What didn’t go cleanly: the prompt engineering. I had a precise picture of what I wanted, dark fantasy, second person, one to three sentences, no emojis, atmospheric color, never duplicating what the combat engine already said. Getting Claude to consistently stay in that lane without either being too terse or drifting into purple prose took more iteration than I expected. I’d get something like “The goblin’s eyes widen as your blade finds the gap in its rusted armor” and think yes, that’s it. Then the next call would return two sentences of lore dump about goblin society. The system prompt went through probably eight versions before it stabilized.

What Claude was genuinely good at: NPC dialogue. I gave it eight NPC templates, merchants, quest givers, a sage, wanderers, and it gave each one personality without me asking. The sage sounds different from the merchant. The wanderer sounds like someone who’s been down here too long. That kind of texture would have taken me days to write by hand. Instead I got it in the time it took to write the prompt.

● Task set:
a) According to the account of working with Claude on combat narration and NPC dialogue, how many versions did the system prompt go through before it stabilized?
b) Please pick up the account of working with Claude on combat narration and NPC dialogue and carry it on from its last sentence.

● Extracted records:

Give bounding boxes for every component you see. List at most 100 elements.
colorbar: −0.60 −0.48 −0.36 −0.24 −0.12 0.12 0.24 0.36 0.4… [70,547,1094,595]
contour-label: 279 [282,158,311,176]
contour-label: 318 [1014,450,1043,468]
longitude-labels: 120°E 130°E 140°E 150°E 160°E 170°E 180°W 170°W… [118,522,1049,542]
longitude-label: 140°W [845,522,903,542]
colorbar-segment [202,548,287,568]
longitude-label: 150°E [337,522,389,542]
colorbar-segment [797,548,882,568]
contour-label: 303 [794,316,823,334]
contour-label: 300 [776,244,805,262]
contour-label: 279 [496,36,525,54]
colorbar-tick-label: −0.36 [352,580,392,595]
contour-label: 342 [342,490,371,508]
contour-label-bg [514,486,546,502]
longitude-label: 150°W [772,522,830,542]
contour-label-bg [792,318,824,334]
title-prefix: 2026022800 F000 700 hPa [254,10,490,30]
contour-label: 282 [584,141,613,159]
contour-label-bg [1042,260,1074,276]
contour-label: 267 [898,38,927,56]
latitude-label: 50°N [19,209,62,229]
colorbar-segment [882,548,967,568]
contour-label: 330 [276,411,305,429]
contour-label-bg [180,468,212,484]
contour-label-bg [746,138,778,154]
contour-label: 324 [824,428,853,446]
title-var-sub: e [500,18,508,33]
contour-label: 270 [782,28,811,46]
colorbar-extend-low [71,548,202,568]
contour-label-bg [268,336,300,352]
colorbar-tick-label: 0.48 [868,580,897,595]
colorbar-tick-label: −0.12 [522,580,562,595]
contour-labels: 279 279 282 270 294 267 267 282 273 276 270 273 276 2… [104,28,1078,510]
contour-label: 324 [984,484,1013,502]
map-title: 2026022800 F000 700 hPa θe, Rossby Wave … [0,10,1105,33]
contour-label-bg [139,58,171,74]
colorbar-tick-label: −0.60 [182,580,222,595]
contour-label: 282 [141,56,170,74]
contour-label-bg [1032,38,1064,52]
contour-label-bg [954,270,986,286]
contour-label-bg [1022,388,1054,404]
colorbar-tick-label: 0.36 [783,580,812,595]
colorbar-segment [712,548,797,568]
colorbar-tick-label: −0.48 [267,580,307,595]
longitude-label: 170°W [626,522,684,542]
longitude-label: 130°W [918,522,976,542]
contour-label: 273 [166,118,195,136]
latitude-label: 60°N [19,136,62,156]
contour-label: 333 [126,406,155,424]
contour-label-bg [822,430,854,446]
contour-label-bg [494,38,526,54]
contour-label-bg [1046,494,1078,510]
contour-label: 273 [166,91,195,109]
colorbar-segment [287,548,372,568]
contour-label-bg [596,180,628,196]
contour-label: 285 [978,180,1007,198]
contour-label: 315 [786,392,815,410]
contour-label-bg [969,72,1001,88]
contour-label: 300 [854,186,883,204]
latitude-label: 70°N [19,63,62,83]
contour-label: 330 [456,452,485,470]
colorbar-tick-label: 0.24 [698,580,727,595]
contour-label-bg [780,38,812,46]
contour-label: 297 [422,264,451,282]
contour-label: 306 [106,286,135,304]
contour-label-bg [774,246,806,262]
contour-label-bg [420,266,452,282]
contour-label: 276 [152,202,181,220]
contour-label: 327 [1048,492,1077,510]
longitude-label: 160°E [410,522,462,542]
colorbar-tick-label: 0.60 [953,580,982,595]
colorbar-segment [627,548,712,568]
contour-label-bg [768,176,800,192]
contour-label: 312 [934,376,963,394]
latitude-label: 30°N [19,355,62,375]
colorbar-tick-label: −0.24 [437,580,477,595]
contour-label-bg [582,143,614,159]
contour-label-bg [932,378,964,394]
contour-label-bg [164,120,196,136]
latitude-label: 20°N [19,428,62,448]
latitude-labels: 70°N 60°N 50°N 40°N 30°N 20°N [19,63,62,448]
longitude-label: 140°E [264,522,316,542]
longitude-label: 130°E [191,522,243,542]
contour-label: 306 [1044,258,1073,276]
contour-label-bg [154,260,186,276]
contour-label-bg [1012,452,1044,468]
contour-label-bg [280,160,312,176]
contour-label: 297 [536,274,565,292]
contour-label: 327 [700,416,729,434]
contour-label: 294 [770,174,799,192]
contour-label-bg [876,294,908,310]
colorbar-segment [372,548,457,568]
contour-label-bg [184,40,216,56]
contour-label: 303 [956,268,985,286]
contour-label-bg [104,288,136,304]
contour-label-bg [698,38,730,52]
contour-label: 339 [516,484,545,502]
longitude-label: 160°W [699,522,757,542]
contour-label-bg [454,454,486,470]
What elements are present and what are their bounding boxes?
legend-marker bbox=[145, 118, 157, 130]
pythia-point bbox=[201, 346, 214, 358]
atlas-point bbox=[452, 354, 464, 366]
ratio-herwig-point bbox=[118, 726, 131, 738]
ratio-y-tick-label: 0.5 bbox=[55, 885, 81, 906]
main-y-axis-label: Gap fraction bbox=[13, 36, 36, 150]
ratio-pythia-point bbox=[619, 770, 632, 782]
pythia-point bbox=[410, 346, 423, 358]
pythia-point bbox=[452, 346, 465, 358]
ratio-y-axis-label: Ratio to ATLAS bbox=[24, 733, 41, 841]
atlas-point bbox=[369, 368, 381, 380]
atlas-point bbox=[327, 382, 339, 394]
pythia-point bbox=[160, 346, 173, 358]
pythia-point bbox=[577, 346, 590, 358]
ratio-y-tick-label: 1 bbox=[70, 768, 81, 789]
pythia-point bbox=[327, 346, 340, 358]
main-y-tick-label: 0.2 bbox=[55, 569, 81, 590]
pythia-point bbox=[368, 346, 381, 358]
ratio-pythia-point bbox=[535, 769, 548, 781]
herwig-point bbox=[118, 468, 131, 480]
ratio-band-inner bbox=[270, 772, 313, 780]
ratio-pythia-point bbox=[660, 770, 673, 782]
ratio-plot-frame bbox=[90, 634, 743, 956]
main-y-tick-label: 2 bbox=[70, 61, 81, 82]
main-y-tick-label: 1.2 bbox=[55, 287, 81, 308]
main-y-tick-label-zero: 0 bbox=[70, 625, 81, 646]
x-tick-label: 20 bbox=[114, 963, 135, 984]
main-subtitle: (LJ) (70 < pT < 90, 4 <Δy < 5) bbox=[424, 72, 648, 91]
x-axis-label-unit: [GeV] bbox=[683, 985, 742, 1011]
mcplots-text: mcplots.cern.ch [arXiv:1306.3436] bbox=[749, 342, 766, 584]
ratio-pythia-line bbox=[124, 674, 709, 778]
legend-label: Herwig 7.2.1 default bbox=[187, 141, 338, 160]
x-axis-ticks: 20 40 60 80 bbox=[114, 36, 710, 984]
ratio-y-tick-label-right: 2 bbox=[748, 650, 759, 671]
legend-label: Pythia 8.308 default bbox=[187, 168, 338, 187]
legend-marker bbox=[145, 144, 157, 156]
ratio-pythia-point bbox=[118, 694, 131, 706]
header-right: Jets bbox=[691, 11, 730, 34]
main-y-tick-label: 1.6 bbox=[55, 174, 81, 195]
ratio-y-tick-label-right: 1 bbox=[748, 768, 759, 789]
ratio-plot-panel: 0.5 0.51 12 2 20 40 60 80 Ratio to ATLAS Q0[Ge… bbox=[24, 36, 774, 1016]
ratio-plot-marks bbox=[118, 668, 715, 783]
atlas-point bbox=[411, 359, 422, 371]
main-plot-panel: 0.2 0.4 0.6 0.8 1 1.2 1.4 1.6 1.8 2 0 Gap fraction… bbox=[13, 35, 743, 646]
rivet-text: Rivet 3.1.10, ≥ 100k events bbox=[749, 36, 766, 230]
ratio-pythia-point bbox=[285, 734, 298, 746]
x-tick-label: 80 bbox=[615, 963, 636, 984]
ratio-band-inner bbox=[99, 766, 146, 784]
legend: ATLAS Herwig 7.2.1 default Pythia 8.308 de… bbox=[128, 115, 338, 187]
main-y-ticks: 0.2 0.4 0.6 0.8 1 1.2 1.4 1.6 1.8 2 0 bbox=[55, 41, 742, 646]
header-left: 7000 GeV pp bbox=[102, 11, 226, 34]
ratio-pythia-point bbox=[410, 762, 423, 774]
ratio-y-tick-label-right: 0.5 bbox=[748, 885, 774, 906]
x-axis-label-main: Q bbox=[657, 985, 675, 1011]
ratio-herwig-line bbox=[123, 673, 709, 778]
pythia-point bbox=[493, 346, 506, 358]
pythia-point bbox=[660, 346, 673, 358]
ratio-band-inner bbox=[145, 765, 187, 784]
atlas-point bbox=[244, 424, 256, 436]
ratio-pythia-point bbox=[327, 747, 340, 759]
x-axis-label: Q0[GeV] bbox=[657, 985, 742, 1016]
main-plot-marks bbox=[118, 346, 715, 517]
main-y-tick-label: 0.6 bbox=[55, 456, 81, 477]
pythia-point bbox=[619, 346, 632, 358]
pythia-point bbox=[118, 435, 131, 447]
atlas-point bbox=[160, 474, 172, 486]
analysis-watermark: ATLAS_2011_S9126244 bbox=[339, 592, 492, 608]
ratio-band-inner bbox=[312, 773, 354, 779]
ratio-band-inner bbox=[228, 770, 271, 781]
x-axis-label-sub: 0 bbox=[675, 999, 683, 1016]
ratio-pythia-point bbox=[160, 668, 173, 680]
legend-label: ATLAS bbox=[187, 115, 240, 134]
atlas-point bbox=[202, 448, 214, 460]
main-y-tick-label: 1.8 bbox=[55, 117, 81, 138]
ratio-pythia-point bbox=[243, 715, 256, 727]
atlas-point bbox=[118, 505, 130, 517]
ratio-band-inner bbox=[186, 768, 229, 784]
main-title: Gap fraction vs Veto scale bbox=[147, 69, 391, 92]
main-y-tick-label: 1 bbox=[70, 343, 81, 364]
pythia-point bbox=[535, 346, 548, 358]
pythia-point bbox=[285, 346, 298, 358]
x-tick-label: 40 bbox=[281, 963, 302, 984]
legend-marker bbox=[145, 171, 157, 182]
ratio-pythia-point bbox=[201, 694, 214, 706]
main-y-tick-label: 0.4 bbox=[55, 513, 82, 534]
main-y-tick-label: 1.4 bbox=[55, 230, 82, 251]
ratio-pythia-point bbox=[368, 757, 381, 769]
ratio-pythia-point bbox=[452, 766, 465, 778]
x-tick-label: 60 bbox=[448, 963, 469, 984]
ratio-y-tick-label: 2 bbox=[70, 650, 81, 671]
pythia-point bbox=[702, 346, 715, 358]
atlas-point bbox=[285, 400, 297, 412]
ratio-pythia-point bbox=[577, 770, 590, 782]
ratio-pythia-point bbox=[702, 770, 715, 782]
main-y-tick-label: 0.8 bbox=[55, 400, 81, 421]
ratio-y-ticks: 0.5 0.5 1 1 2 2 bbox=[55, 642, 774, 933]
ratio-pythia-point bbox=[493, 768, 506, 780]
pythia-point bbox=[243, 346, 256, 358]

● Answers below:
a) Probably eight versions.

b)
The fallback templates are JSON files with pools of generic descriptions per category. “A damp chamber echoes with distant dripping.” Not Shakespeare. But the game plays identically with or without the API key, which was always the point. AI is seasoning. The dungeon is the food.

Death, Polish, and the Bonfire Mechanic

Save/load went in as responsible engineering: JSON serialization across five manual slots plus autosave. Items stored by ID rather than by value so balance changes in equipment.json automatically propagate to existing saves. Version field in the schema because I’ve been doing this long enough to know you’ll always need it.

The first-person ASCII view was pure indulgence. DUNGMAKE.TXT from 1991 rendered wireframe corridors with QBasic DRAW commands. The sequel does it with ASCII art in a Textual panel, Tab toggles between top-down map and first-person. I didn’t need it. I wanted it. Sometimes that’s enough.

Resurrection works like this: when you die, if you have gold, the dungeon takes its cut. Your equipment drops at the death site as a treasure pile. You respawn at the up stairs with half HP. Zero gold means permanent death. The weight of that is in walking back through floors you already cleared, under-equipped, to reach your corpse. Stairs heal HP and restore spell slots, the rest-at-the-bonfire mechanic, the rhythm that makes dungeon crawling feel like pressure and release rather than just attrition.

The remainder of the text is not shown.